TASK TO COMPLETE: Could you write out every entry exactly as it stands?

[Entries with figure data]
-------------------------
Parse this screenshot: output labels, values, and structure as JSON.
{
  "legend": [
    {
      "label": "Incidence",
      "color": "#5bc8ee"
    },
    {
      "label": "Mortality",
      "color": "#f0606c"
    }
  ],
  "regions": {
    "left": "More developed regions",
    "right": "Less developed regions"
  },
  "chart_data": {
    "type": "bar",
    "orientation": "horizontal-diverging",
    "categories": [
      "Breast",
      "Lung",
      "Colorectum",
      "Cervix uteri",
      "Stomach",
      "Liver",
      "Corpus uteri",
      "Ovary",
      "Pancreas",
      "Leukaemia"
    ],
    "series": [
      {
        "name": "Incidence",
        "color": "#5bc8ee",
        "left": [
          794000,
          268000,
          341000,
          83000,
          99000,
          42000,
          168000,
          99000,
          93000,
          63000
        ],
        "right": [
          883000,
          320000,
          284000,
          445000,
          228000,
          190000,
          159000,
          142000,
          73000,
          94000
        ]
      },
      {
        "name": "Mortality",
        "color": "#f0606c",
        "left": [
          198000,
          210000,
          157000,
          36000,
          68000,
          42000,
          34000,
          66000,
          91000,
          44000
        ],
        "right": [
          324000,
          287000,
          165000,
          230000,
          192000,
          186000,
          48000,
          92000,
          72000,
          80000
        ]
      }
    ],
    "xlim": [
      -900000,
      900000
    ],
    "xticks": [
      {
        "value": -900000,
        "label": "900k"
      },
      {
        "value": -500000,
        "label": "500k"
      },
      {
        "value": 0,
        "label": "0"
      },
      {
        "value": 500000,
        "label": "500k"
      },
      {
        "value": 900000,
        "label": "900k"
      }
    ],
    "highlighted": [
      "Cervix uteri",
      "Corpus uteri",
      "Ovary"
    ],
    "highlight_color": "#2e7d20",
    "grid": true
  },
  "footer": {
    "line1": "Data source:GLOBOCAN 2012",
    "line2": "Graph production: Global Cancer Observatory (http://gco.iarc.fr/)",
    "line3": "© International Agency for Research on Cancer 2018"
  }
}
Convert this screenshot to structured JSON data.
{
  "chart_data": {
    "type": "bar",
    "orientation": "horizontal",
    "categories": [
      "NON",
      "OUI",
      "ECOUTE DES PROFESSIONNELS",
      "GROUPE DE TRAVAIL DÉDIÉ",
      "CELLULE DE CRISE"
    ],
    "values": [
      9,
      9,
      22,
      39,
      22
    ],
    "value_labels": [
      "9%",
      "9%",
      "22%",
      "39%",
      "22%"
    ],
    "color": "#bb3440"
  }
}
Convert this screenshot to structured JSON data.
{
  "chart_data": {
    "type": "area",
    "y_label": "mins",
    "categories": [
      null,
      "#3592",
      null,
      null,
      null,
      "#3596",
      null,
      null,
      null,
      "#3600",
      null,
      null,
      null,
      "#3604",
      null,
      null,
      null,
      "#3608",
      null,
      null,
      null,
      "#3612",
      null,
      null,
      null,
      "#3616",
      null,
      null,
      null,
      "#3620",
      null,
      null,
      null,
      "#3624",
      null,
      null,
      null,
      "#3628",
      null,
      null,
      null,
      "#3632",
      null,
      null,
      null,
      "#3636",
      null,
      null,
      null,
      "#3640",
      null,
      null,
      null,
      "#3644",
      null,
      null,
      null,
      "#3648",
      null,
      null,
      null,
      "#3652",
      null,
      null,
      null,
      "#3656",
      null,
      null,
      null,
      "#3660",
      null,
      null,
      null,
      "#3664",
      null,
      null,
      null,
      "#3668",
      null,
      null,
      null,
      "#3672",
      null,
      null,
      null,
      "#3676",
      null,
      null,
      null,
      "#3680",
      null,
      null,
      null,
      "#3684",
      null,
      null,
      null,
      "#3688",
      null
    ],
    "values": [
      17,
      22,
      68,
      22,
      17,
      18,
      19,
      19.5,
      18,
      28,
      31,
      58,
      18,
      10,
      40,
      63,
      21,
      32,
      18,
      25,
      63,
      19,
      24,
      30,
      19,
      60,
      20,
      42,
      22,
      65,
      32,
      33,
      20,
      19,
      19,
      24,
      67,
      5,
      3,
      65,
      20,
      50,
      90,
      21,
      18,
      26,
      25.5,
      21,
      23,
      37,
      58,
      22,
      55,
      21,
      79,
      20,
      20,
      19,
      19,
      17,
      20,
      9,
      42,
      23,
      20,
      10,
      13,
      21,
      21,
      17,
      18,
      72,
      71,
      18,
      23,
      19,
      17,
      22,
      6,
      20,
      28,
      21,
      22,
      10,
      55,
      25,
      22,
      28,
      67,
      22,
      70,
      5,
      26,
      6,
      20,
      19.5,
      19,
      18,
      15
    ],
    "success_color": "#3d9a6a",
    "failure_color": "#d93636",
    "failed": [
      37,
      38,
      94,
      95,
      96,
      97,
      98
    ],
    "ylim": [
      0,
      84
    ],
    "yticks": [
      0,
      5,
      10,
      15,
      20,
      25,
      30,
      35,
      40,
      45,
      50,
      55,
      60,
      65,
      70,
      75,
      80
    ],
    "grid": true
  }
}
-------------------------
RESULT OF THE EXERCISE:
Parse this screenshot: output labels, values, and structure as JSON.
{
  "legend": [
    {
      "label": "Incidence",
      "color": "#5bc8ee"
    },
    {
      "label": "Mortality",
      "color": "#f0606c"
    }
  ],
  "regions": {
    "left": "More developed regions",
    "right": "Less developed regions"
  },
  "chart_data": {
    "type": "bar",
    "orientation": "horizontal-diverging",
    "categories": [
      "Breast",
      "Lung",
      "Colorectum",
      "Cervix uteri",
      "Stomach",
      "Liver",
      "Corpus uteri",
      "Ovary",
      "Pancreas",
      "Leukaemia"
    ],
    "series": [
      {
        "name": "Incidence",
        "color": "#5bc8ee",
        "left": [
          794000,
          268000,
          341000,
          83000,
          99000,
          42000,
          168000,
          99000,
          93000,
          63000
        ],
        "right": [
          883000,
          320000,
          284000,
          445000,
          228000,
          190000,
          159000,
          142000,
          73000,
          94000
        ]
      },
      {
        "name": "Mortality",
        "color": "#f0606c",
        "left": [
          198000,
          210000,
          157000,
          36000,
          68000,
          42000,
          34000,
          66000,
          91000,
          44000
        ],
        "right": [
          324000,
          287000,
          165000,
          230000,
          192000,
          186000,
          48000,
          92000,
          72000,
          80000
        ]
      }
    ],
    "xlim": [
      -900000,
      900000
    ],
    "xticks": [
      {
        "value": -900000,
        "label": "900k"
      },
      {
        "value": -500000,
        "label": "500k"
      },
      {
        "value": 0,
        "label": "0"
      },
      {
        "value": 500000,
        "label": "500k"
      },
      {
        "value": 900000,
        "label": "900k"
      }
    ],
    "highlighted": [
      "Cervix uteri",
      "Corpus uteri",
      "Ovary"
    ],
    "highlight_color": "#2e7d20",
    "grid": true
  },
  "footer": {
    "line1": "Data source:GLOBOCAN 2012",
    "line2": "Graph production: Global Cancer Observatory (http://gco.iarc.fr/)",
    "line3": "© International Agency for Research on Cancer 2018"
  }
}
Convert this screenshot to structured JSON data.
{
  "chart_data": {
    "type": "bar",
    "orientation": "horizontal",
    "categories": [
      "NON",
      "OUI",
      "ECOUTE DES PROFESSIONNELS",
      "GROUPE DE TRAVAIL DÉDIÉ",
      "CELLULE DE CRISE"
    ],
    "values": [
      9,
      9,
      22,
      39,
      22
    ],
    "value_labels": [
      "9%",
      "9%",
      "22%",
      "39%",
      "22%"
    ],
    "color": "#bb3440"
  }
}
Convert this screenshot to structured JSON data.
{
  "chart_data": {
    "type": "area",
    "y_label": "mins",
    "categories": [
      null,
      "#3592",
      null,
      null,
      null,
      "#3596",
      null,
      null,
      null,
      "#3600",
      null,
      null,
      null,
      "#3604",
      null,
      null,
      null,
      "#3608",
      null,
      null,
      null,
      "#3612",
      null,
      null,
      null,
      "#3616",
      null,
      null,
      null,
      "#3620",
      null,
      null,
      null,
      "#3624",
      null,
      null,
      null,
      "#3628",
      null,
      null,
      null,
      "#3632",
      null,
      null,
      null,
      "#3636",
      null,
      null,
      null,
      "#3640",
      null,
      null,
      null,
      "#3644",
      null,
      null,
      null,
      "#3648",
      null,
      null,
      null,
      "#3652",
      null,
      null,
      null,
      "#3656",
      null,
      null,
      null,
      "#3660",
      null,
      null,
      null,
      "#3664",
      null,
      null,
      null,
      "#3668",
      null,
      null,
      null,
      "#3672",
      null,
      null,
      null,
      "#3676",
      null,
      null,
      null,
      "#3680",
      null,
      null,
      null,
      "#3684",
      null,
      null,
      null,
      "#3688",
      null
    ],
    "values": [
      17,
      22,
      68,
      22,
      17,
      18,
      19,
      19.5,
      18,
      28,
      31,
      58,
      18,
      10,
      40,
      63,
      21,
      32,
      18,
      25,
      63,
      19,
      24,
      30,
      19,
      60,
      20,
      42,
      22,
      65,
      32,
      33,
      20,
      19,
      19,
      24,
      67,
      5,
      3,
      65,
      20,
      50,
      90,
      21,
      18,
      26,
      25.5,
      21,
      23,
      37,
      58,
      22,
      55,
      21,
      79,
      20,
      20,
      19,
      19,
      17,
      20,
      9,
      42,
      23,
      20,
      10,
      13,
      21,
      21,
      17,
      18,
      72,
      71,
      18,
      23,
      19,
      17,
      22,
      6,
      20,
      28,
      21,
      22,
      10,
      55,
      25,
      22,
      28,
      67,
      22,
      70,
      5,
      26,
      6,
      20,
      19.5,
      19,
      18,
      15
    ],
    "success_color": "#3d9a6a",
    "failure_color": "#d93636",
    "failed": [
      37,
      38,
      94,
      95,
      96,
      97,
      98
    ],
    "ylim": [
      0,
      84
    ],
    "yticks": [
      0,
      5,
      10,
      15,
      20,
      25,
      30,
      35,
      40,
      45,
      50,
      55,
      60,
      65,
      70,
      75,
      80
    ],
    "grid": true
  }
}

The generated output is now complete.